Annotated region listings
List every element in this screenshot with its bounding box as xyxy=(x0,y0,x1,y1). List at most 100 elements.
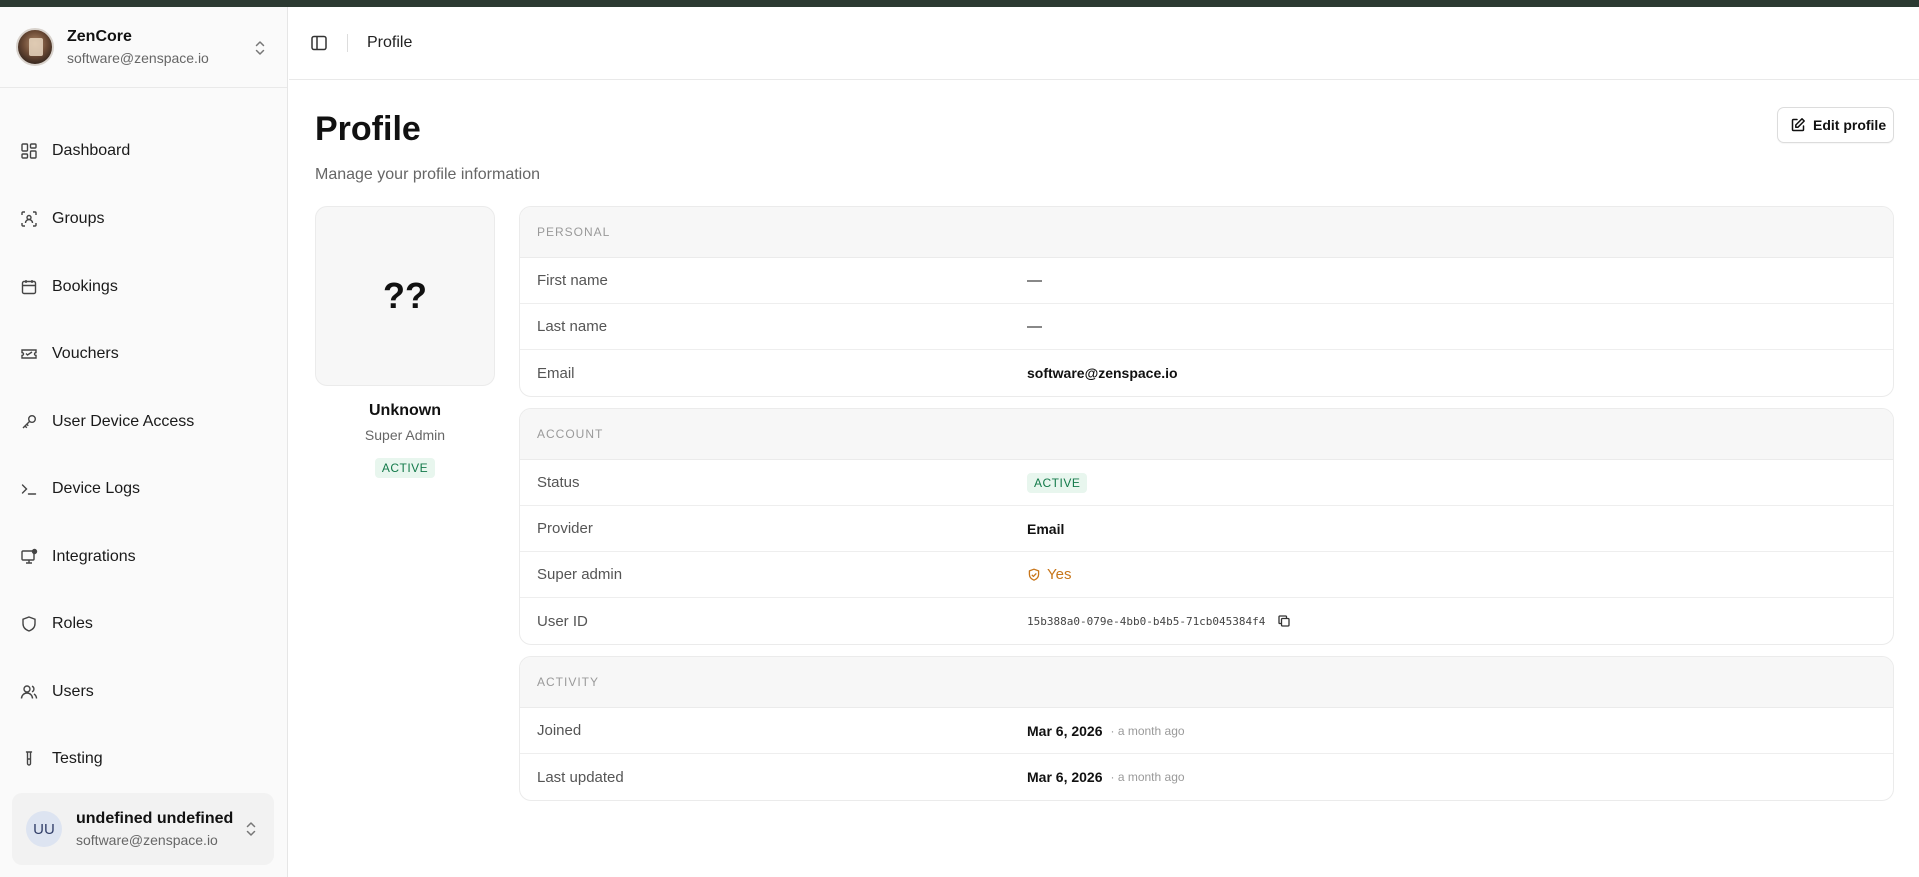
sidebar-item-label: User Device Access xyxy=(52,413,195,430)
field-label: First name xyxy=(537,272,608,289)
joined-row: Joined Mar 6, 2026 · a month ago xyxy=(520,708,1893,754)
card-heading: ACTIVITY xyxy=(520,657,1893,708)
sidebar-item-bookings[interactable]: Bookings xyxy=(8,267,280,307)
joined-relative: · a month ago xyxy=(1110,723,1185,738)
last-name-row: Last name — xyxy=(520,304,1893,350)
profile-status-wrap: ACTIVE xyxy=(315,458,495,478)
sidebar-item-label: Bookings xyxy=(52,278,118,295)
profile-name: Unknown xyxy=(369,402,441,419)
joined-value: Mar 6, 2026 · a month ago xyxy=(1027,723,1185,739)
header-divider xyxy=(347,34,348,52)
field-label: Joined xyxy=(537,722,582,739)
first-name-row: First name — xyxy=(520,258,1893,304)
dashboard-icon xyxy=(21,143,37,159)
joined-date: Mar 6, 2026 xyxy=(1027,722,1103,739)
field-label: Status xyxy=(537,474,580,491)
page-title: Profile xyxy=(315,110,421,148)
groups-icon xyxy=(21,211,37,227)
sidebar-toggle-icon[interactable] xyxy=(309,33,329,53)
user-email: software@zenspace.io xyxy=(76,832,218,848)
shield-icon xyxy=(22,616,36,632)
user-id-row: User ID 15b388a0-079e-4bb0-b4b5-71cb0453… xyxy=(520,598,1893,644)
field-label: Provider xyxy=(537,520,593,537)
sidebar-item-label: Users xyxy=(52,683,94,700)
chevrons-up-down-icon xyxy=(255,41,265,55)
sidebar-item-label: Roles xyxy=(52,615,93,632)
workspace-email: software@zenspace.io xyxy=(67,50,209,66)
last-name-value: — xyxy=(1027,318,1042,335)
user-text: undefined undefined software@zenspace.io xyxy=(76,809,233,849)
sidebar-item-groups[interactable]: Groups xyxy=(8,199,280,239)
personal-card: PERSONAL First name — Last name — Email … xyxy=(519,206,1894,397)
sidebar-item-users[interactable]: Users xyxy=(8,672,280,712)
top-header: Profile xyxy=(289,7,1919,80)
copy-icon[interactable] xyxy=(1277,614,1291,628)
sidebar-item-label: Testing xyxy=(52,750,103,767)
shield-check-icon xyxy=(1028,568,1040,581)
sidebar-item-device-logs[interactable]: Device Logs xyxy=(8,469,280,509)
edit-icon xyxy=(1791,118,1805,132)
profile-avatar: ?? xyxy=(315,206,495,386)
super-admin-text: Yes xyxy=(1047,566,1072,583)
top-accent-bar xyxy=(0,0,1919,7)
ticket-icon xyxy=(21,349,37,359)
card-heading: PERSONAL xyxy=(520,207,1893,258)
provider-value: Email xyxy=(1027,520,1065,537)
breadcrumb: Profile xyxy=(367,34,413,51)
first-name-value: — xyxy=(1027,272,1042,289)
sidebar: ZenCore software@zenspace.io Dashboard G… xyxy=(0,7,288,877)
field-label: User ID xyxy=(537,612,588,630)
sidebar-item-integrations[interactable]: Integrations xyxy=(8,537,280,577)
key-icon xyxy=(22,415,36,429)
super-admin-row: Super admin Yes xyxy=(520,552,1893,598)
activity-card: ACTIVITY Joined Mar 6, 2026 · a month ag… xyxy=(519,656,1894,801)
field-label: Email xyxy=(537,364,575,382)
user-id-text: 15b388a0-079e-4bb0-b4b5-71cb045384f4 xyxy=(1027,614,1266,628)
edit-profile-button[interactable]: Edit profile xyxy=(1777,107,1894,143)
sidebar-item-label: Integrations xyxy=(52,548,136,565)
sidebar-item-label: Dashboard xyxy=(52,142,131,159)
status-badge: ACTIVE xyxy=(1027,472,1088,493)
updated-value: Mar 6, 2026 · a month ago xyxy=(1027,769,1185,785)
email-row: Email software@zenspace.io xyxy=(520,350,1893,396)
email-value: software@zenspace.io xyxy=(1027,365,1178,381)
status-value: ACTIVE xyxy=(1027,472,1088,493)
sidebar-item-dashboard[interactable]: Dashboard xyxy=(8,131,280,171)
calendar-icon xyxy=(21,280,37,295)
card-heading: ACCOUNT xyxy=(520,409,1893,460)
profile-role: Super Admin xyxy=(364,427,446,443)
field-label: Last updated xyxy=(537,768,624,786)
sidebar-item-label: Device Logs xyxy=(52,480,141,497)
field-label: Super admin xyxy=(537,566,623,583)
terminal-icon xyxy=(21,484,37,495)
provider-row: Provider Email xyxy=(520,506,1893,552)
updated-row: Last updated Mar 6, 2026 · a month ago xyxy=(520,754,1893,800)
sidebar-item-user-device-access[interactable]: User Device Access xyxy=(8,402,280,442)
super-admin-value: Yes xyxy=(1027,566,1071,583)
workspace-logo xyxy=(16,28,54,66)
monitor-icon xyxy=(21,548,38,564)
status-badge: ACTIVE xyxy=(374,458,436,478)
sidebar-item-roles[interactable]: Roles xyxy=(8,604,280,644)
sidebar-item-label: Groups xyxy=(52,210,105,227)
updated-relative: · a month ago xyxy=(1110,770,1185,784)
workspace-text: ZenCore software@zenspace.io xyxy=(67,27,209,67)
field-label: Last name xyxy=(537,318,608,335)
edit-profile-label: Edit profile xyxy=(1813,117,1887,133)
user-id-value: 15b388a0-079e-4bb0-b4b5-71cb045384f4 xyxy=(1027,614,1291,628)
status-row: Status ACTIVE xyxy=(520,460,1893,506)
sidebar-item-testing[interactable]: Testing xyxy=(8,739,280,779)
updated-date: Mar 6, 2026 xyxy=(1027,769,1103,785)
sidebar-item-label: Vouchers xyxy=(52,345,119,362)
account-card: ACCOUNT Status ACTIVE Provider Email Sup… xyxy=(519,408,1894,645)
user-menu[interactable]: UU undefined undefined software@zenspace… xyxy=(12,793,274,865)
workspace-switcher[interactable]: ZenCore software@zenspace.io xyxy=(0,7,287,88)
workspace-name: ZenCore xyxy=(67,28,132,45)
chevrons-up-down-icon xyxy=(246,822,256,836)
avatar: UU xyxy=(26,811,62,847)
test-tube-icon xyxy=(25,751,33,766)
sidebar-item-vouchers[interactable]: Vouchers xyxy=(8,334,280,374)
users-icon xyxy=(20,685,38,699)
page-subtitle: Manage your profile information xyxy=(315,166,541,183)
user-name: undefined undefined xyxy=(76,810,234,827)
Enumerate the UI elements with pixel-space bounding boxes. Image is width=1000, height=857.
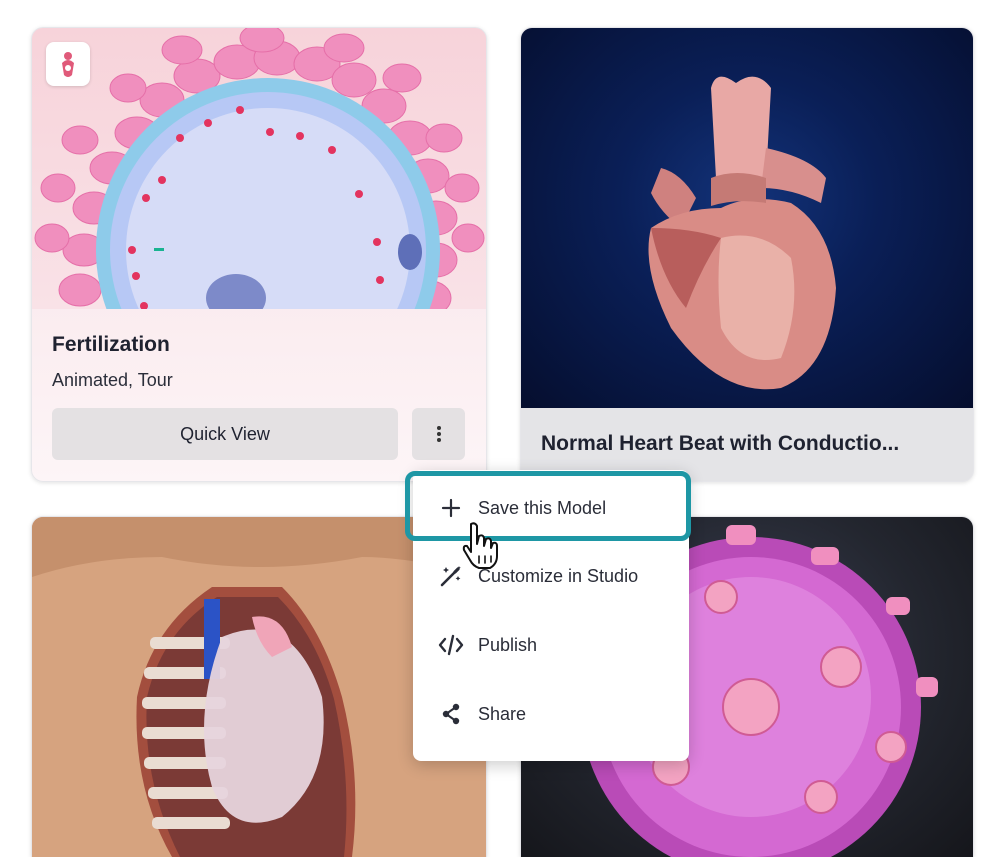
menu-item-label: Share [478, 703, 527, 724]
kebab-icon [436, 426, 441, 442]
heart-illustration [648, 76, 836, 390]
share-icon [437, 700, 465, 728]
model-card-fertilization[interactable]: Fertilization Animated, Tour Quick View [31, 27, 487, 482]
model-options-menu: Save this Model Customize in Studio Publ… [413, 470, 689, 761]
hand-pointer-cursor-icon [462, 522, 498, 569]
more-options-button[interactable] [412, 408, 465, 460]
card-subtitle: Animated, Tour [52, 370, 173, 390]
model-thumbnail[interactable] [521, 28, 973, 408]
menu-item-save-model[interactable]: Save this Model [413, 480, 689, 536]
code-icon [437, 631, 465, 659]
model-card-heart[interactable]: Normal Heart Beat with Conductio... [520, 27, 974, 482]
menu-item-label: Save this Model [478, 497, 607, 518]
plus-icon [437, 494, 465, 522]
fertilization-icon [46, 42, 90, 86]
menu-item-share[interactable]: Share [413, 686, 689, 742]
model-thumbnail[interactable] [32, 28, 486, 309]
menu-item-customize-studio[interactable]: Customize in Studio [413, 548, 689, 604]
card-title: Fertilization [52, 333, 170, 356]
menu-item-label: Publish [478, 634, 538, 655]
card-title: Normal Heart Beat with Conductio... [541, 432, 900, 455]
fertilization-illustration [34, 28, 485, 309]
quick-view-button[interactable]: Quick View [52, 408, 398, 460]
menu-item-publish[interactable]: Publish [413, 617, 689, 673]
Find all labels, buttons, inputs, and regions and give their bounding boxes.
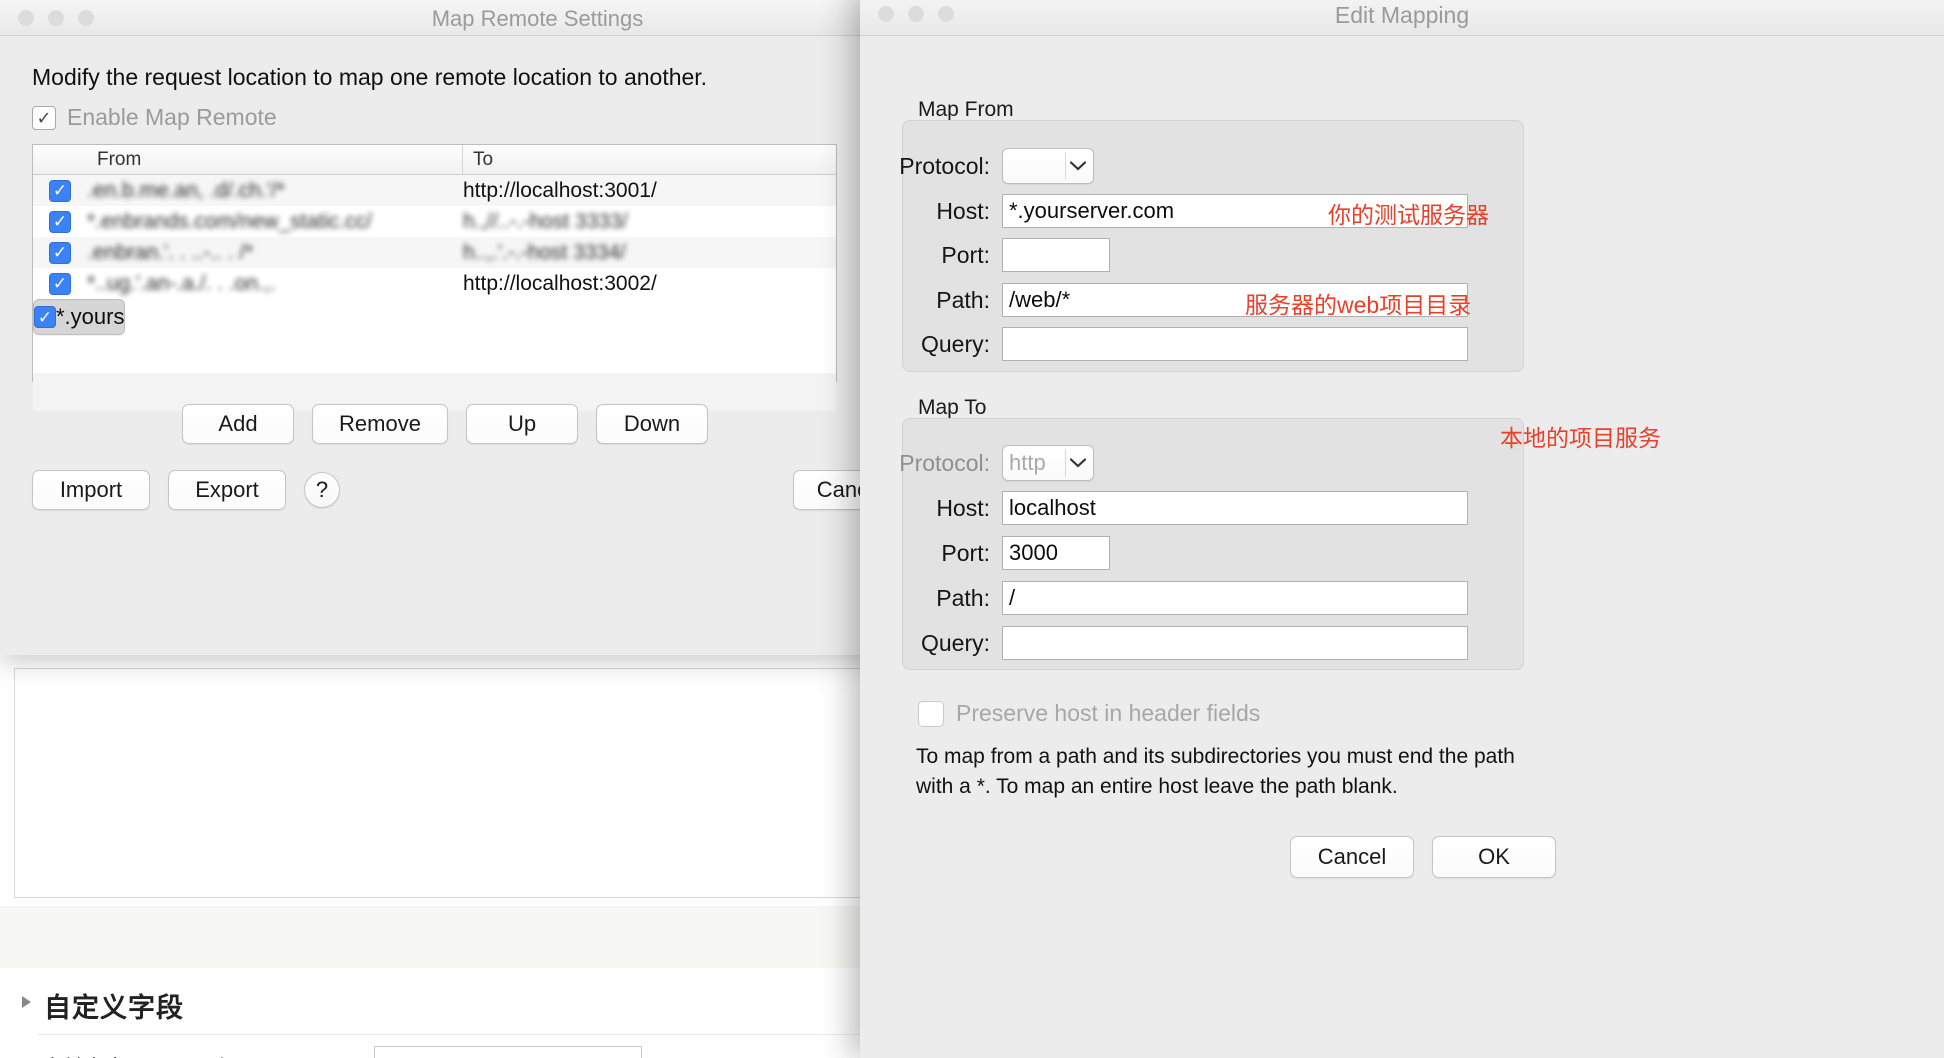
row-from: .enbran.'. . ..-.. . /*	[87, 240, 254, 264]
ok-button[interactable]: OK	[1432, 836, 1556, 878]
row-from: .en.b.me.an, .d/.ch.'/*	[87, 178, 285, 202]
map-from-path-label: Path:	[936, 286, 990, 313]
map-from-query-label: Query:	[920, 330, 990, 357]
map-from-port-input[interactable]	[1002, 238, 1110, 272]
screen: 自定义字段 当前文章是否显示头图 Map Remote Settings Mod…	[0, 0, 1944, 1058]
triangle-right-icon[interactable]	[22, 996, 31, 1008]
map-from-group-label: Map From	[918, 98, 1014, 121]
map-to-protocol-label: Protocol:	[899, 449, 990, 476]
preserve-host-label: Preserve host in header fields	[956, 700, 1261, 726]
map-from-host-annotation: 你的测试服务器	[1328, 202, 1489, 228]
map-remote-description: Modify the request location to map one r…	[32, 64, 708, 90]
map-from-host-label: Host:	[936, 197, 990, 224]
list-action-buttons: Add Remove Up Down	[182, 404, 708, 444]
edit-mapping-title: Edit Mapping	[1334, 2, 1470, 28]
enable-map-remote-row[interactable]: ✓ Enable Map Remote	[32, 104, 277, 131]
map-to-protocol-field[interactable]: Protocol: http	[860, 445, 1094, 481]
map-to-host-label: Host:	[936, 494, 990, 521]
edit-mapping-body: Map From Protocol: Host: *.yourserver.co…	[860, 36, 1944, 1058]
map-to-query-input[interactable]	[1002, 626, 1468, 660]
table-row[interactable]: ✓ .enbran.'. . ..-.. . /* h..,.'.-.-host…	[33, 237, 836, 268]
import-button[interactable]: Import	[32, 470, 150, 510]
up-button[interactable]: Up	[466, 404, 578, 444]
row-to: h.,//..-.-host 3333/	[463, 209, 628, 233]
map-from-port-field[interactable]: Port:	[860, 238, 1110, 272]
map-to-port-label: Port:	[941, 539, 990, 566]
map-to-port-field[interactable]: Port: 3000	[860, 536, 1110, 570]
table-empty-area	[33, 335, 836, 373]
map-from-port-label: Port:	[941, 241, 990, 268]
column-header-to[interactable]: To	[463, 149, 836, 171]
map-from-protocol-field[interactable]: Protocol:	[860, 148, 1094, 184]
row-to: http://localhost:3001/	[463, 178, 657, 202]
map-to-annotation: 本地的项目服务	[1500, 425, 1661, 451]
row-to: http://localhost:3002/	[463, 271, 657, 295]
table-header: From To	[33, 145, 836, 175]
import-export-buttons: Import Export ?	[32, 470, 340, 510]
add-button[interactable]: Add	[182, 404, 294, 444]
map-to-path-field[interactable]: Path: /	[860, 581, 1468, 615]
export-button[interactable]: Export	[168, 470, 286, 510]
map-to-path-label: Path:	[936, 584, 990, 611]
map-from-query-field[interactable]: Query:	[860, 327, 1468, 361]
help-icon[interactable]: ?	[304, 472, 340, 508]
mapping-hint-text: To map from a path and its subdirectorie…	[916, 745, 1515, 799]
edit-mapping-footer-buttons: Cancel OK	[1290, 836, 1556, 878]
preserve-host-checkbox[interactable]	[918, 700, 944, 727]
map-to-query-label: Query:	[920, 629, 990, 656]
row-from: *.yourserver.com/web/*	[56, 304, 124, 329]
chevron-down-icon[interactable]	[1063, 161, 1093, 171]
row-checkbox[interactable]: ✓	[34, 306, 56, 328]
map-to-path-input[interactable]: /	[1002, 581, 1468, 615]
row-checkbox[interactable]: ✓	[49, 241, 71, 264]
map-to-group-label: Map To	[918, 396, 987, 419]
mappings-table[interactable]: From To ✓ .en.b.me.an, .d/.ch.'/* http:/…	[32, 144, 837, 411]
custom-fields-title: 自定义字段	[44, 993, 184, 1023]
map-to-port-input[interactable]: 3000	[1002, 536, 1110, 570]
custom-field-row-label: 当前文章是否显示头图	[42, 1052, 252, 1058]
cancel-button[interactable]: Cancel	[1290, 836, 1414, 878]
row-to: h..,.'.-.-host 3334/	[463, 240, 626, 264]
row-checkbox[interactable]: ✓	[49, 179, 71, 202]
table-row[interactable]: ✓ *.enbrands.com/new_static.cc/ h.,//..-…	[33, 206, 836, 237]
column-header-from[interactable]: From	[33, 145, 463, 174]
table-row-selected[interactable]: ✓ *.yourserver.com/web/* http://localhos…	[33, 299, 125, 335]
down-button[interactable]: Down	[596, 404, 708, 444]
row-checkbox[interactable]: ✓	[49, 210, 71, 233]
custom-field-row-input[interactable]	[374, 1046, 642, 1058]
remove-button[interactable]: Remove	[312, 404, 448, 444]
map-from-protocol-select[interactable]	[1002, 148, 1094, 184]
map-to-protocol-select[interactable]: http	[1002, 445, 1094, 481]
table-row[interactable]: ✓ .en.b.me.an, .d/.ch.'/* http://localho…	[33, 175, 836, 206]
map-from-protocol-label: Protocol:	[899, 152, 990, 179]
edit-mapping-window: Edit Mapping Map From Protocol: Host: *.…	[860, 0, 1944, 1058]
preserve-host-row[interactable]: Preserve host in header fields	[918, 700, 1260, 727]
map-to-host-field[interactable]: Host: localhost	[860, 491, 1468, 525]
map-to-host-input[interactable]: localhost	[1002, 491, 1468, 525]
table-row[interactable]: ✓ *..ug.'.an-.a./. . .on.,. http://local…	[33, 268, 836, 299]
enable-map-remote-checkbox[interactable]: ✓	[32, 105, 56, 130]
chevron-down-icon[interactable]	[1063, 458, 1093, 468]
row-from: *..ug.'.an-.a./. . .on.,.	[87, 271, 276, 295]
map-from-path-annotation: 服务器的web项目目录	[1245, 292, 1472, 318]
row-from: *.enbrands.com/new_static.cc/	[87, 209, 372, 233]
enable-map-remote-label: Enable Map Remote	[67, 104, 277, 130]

Problem requirements — Convert the lines of the data from the one containing "sidebar-item-label: User Device" through the one containing "card-heading: ACTIVITY xyxy=(520,657,1893,708)", inclusive, into a JSON list of strings with one string per line. Leave out any blank lines.

Exercise output —
[
  "sidebar-item-label: User Device Access xyxy=(52,413,195,430)",
  "field-label: First name xyxy=(537,272,608,289)",
  "joined-row: Joined Mar 6, 2026 · a month ago xyxy=(520,708,1893,754)",
  "card-heading: ACTIVITY xyxy=(520,657,1893,708)"
]